--- START OF Text segment ---

This resource provides information and tips for understanding Educational Assessments/Evaluations (sometimes called Psychoeducation Evaluations). These are provided at no cost by the school and administered by a trained professional, frequently the school psychologist. The goal is to assist in identifying a student’s intellectual abilities, learning strengths/weakness as well as any difficulties which may be interfering with the student’s ability to be successful academically, physically, emotionally, and socially.
Why Are These Important For Students With Tourette?
Federal law requires that students are provided a Free and Appropriate Public Education (FAPE) which meet a student’s individualized needs. Education assessments/evaluation provide important information regarding the individual needs and strengths of a student. This is then used to assist a student’s parents and educational team determine if the student is eligible for an Individual Education Program (IEP) or a 504 Plan and what services are necessary to meet the student’s needs.
Too often students with TS are incorrectly assumed to be ineligible for an assessments/evaluations and IEP/504 Plan if they are earning high grades. The Individuals with Disabilities Act (IDEA) and the federal education regulations clearly establish that determining whether a child meets IDEA’s definition of a child with a disability and therefore eligible for an Individualized Education Program (IEP), is not limited to only a child’s academic performance. Additionally, since 504 Plans are regulated by Section 504 of the civil rights law, American’s with Disabilities Act (ADA), determining if a student requires a 504 Plans are also not limited to academic achievement.

--- END OF Text segment ---
--- START OF Material ---

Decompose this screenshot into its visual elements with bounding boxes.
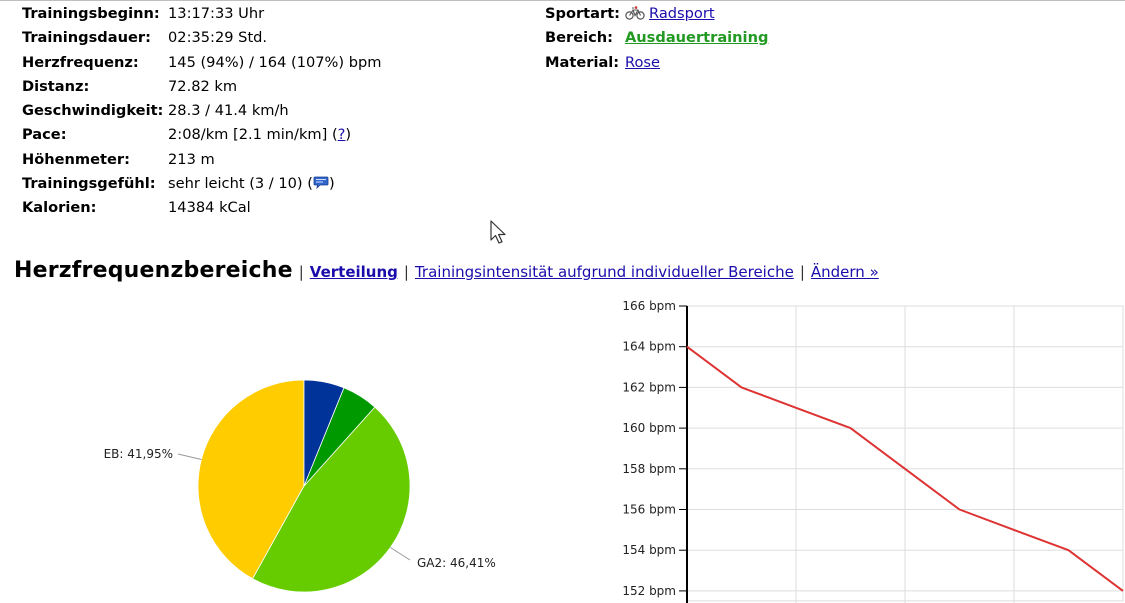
pie-leader-line bbox=[390, 547, 411, 561]
top-divider bbox=[0, 0, 1125, 1]
link-trainingsintensitaet[interactable]: Trainingsintensität aufgrund individuell… bbox=[414, 263, 794, 281]
y-tick-label: 160 bpm bbox=[622, 421, 676, 435]
meta-label: Bereich: bbox=[545, 29, 613, 47]
meta-row-bereich: Bereich: Ausdauertraining bbox=[545, 26, 768, 50]
detail-row-pace: Pace: 2:08/km [2.1 min/km] (?) bbox=[22, 123, 382, 147]
y-tick-label: 164 bpm bbox=[622, 340, 676, 354]
detail-label: Distanz: bbox=[22, 77, 90, 95]
detail-value: 13:17:33 Uhr bbox=[168, 5, 265, 22]
pie-leader-line bbox=[177, 453, 202, 460]
separator: | bbox=[403, 263, 409, 281]
meta-label: Sportart: bbox=[545, 5, 621, 22]
detail-row-hoehenmeter: Höhenmeter: 213 m bbox=[22, 148, 382, 172]
pie-label-eb: EB: 41,95% bbox=[104, 447, 173, 461]
meta-row-sportart: Sportart: Radsport bbox=[545, 2, 768, 26]
detail-label: Kalorien: bbox=[22, 199, 97, 217]
feeling-suffix: ) bbox=[328, 175, 335, 193]
y-tick-label: 158 bpm bbox=[622, 462, 676, 476]
meta-row-material: Material: Rose bbox=[545, 51, 768, 75]
separator: | bbox=[298, 263, 304, 281]
heart-rate-series-line bbox=[686, 345, 1124, 592]
detail-value: 213 m bbox=[168, 150, 215, 168]
sportart-link[interactable]: Radsport bbox=[649, 5, 715, 22]
y-tick-label: 152 bpm bbox=[622, 584, 676, 598]
detail-label: Trainingsdauer: bbox=[22, 29, 151, 47]
detail-value: 72.82 km bbox=[168, 77, 238, 95]
detail-label: Höhenmeter: bbox=[22, 150, 130, 168]
detail-row-herzfrequenz: Herzfrequenz: 145 (94%) / 164 (107%) bpm bbox=[22, 51, 382, 75]
detail-value: 2:08/km [2.1 min/km] (?) bbox=[168, 123, 351, 147]
pace-help-link[interactable]: ? bbox=[337, 126, 346, 144]
heart-rate-line-chart: 152 bpm 154 bpm 156 bpm 158 bpm 160 bpm 162 b… bbox=[622, 299, 1124, 603]
pie-slice-ga2 bbox=[252, 406, 411, 593]
detail-row-distanz: Distanz: 72.82 km bbox=[22, 75, 382, 99]
bicycle-icon bbox=[625, 4, 645, 28]
link-verteilung[interactable]: Verteilung bbox=[309, 263, 398, 281]
mouse-cursor-icon bbox=[490, 220, 506, 244]
detail-label: Pace: bbox=[22, 126, 67, 144]
pace-suffix: ) bbox=[345, 126, 352, 144]
separator: | bbox=[799, 263, 805, 281]
comment-bubble-icon[interactable] bbox=[313, 173, 329, 197]
detail-value: 14384 kCal bbox=[168, 199, 251, 217]
training-meta: Sportart: Radsport Bereich: Ausdauertrai… bbox=[545, 2, 768, 75]
detail-row-trainingsbeginn: Trainingsbeginn: 13:17:33 Uhr bbox=[22, 2, 382, 26]
detail-row-geschwindigkeit: Geschwindigkeit: 28.3 / 41.4 km/h bbox=[22, 99, 382, 123]
pie-slice-zone-3 bbox=[303, 379, 345, 487]
meta-label: Material: bbox=[545, 53, 620, 71]
y-tick-label: 156 bpm bbox=[622, 503, 676, 517]
meta-value: Radsport bbox=[625, 2, 715, 26]
training-details: Trainingsbeginn: 13:17:33 Uhr Trainingsd… bbox=[22, 2, 382, 221]
material-link[interactable]: Rose bbox=[625, 53, 660, 71]
zone-distribution-pie-chart: EB: 41,95% GA2: 46,41% bbox=[104, 379, 496, 593]
detail-value: 145 (94%) / 164 (107%) bpm bbox=[168, 53, 382, 71]
detail-row-trainingsgefuehl: Trainingsgefühl: sehr leicht (3 / 10) () bbox=[22, 172, 382, 196]
detail-label: Herzfrequenz: bbox=[22, 53, 139, 71]
pie-label-ga2: GA2: 46,41% bbox=[417, 556, 496, 570]
heart-rate-zones-header: Herzfrequenzbereiche | Verteilung | Trai… bbox=[14, 258, 879, 288]
y-tick-label: 166 bpm bbox=[622, 299, 676, 313]
y-tick-label: 162 bpm bbox=[622, 380, 676, 394]
detail-value: sehr leicht (3 / 10) () bbox=[168, 172, 335, 196]
detail-row-trainingsdauer: Trainingsdauer: 02:35:29 Std. bbox=[22, 26, 382, 50]
detail-row-kalorien: Kalorien: 14384 kCal bbox=[22, 196, 382, 220]
section-title: Herzfrequenzbereiche bbox=[14, 258, 293, 283]
pace-value: 2:08/km [2.1 min/km] ( bbox=[168, 126, 338, 144]
pie-slice-eb bbox=[197, 379, 305, 580]
y-tick-label: 154 bpm bbox=[622, 543, 676, 557]
feeling-value: sehr leicht (3 / 10) ( bbox=[168, 175, 313, 193]
detail-value: 28.3 / 41.4 km/h bbox=[168, 102, 289, 120]
detail-value: 02:35:29 Std. bbox=[168, 29, 268, 47]
detail-label: Geschwindigkeit: bbox=[22, 102, 164, 120]
detail-label: Trainingsgefühl: bbox=[22, 175, 156, 193]
detail-label: Trainingsbeginn: bbox=[22, 5, 160, 22]
bereich-link[interactable]: Ausdauertraining bbox=[625, 29, 769, 47]
link-aendern[interactable]: Ändern » bbox=[810, 263, 879, 281]
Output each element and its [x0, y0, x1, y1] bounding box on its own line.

--- END OF Material ---

Prompt A:
Using the passage on educational evaluations, decide whether each statement agrees with it: (i) the school provides the evaluations at no cost; (ii) eligibility for an IEP is judged only on a child's academic performance; (iii) the school psychologist always administers the evaluations. Answer yes or no for each and quote the words that decide it.
Prompt B:
Please echo the passage on educational evaluations word for word, starting at "Too often students" and ending at "to academic achievement.".
Prompt C:
List every area of a student's success that the passage on educational evaluations says difficulties may interfere with.

Exercise result A:
(i) Yes: "These are provided at no cost by the school"
(ii) No: "is not limited to only a child’s academic performance"
(iii) No: "administered by a trained professional, frequently the school psychologist"

Exercise result B:
Too often students with TS are incorrectly assumed to be ineligible for an assessments/evaluations and IEP/504 Plan if they are earning high grades. The Individuals with Disabilities Act (IDEA) and the federal education regulations clearly establish that determining whether a child meets IDEA’s definition of a child with a disability and therefore eligible for an Individualized Education Program (IEP), is not limited to only a child’s academic performance. Additionally, since 504 Plans are regulated by Section 504 of the civil rights law, American’s with Disabilities Act (ADA), determining if a student requires a 504 Plans are also not limited to academic achievement.

Exercise result C:
academically, physically, emotionally, socially